• Data excerpts
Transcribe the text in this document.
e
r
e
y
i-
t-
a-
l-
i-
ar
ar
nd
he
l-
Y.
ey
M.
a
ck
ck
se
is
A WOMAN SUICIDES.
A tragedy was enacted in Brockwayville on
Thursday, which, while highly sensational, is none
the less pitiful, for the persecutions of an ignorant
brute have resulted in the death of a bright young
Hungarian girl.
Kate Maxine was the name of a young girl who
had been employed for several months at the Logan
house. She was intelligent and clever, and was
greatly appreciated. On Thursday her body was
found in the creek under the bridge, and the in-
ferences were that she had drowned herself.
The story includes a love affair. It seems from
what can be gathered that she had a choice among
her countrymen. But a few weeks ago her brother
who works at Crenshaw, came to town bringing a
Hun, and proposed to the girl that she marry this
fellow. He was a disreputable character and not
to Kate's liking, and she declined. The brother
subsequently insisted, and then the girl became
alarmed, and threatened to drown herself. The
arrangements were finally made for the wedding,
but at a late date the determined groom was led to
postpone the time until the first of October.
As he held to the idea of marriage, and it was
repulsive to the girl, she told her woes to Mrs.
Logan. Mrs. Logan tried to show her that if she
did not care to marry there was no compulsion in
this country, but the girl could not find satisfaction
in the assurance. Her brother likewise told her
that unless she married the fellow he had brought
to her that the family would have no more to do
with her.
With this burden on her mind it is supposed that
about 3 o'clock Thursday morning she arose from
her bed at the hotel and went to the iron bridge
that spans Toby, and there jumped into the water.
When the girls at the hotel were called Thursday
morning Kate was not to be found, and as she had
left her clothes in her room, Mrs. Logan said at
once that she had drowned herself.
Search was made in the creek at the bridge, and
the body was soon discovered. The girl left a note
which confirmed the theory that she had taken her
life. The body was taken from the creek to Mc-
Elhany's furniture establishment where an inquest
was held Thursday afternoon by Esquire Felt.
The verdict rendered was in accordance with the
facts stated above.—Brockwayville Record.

• Aim of the task
Every record should be repeated exactly; please leave none out.

• Task response
Transcribe the text in this document.
e
r
e
y
i-
t-
a-
l-
i-
ar
ar
nd
he
l-
Y.
ey
M.
a
ck
ck
se
is
A WOMAN SUICIDES.
A tragedy was enacted in Brockwayville on
Thursday, which, while highly sensational, is none
the less pitiful, for the persecutions of an ignorant
brute have resulted in the death of a bright young
Hungarian girl.
Kate Maxine was the name of a young girl who
had been employed for several months at the Logan
house. She was intelligent and clever, and was
greatly appreciated. On Thursday her body was
found in the creek under the bridge, and the in-
ferences were that she had drowned herself.
The story includes a love affair. It seems from
what can be gathered that she had a choice among
her countrymen. But a few weeks ago her brother
who works at Crenshaw, came to town bringing a
Hun, and proposed to the girl that she marry this
fellow. He was a disreputable character and not
to Kate's liking, and she declined. The brother
subsequently insisted, and then the girl became
alarmed, and threatened to drown herself. The
arrangements were finally made for the wedding,
but at a late date the determined groom was led to
postpone the time until the first of October.
As he held to the idea of marriage, and it was
repulsive to the girl, she told her woes to Mrs.
Logan. Mrs. Logan tried to show her that if she
did not care to marry there was no compulsion in
this country, but the girl could not find satisfaction
in the assurance. Her brother likewise told her
that unless she married the fellow he had brought
to her that the family would have no more to do
with her.
With this burden on her mind it is supposed that
about 3 o'clock Thursday morning she arose from
her bed at the hotel and went to the iron bridge
that spans Toby, and there jumped into the water.
When the girls at the hotel were called Thursday
morning Kate was not to be found, and as she had
left her clothes in her room, Mrs. Logan said at
once that she had drowned herself.
Search was made in the creek at the bridge, and
the body was soon discovered. The girl left a note
which confirmed the theory that she had taken her
life. The body was taken from the creek to Mc-
Elhany's furniture establishment where an inquest
was held Thursday afternoon by Esquire Felt.
The verdict rendered was in accordance with the
facts stated above.—Brockwayville Record.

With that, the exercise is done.